RECORD LIST:

-- -- --

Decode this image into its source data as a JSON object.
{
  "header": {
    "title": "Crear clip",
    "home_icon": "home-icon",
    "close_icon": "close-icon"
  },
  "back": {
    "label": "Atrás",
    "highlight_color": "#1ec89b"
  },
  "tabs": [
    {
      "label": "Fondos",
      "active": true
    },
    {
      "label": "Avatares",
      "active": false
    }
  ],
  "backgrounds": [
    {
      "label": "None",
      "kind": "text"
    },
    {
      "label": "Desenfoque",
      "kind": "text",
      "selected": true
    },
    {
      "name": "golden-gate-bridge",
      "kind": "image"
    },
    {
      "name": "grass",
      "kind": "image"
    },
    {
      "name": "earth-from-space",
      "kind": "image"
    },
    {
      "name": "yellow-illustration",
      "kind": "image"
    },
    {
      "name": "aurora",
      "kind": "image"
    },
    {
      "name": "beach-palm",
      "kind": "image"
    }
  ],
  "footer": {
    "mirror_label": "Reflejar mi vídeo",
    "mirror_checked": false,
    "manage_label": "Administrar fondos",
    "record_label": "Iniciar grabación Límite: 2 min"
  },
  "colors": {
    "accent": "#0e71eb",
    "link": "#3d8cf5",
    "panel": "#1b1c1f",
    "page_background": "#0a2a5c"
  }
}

-- -- --

TASK STATEMENT: All of the material above needs to be copied exactly.

THE ANSWER:
Decode this image into its source data as a JSON object.
{
  "header": {
    "title": "Crear clip",
    "home_icon": "home-icon",
    "close_icon": "close-icon"
  },
  "back": {
    "label": "Atrás",
    "highlight_color": "#1ec89b"
  },
  "tabs": [
    {
      "label": "Fondos",
      "active": true
    },
    {
      "label": "Avatares",
      "active": false
    }
  ],
  "backgrounds": [
    {
      "label": "None",
      "kind": "text"
    },
    {
      "label": "Desenfoque",
      "kind": "text",
      "selected": true
    },
    {
      "name": "golden-gate-bridge",
      "kind": "image"
    },
    {
      "name": "grass",
      "kind": "image"
    },
    {
      "name": "earth-from-space",
      "kind": "image"
    },
    {
      "name": "yellow-illustration",
      "kind": "image"
    },
    {
      "name": "aurora",
      "kind": "image"
    },
    {
      "name": "beach-palm",
      "kind": "image"
    }
  ],
  "footer": {
    "mirror_label": "Reflejar mi vídeo",
    "mirror_checked": false,
    "manage_label": "Administrar fondos",
    "record_label": "Iniciar grabación Límite: 2 min"
  },
  "colors": {
    "accent": "#0e71eb",
    "link": "#3d8cf5",
    "panel": "#1b1c1f",
    "page_background": "#0a2a5c"
  }
}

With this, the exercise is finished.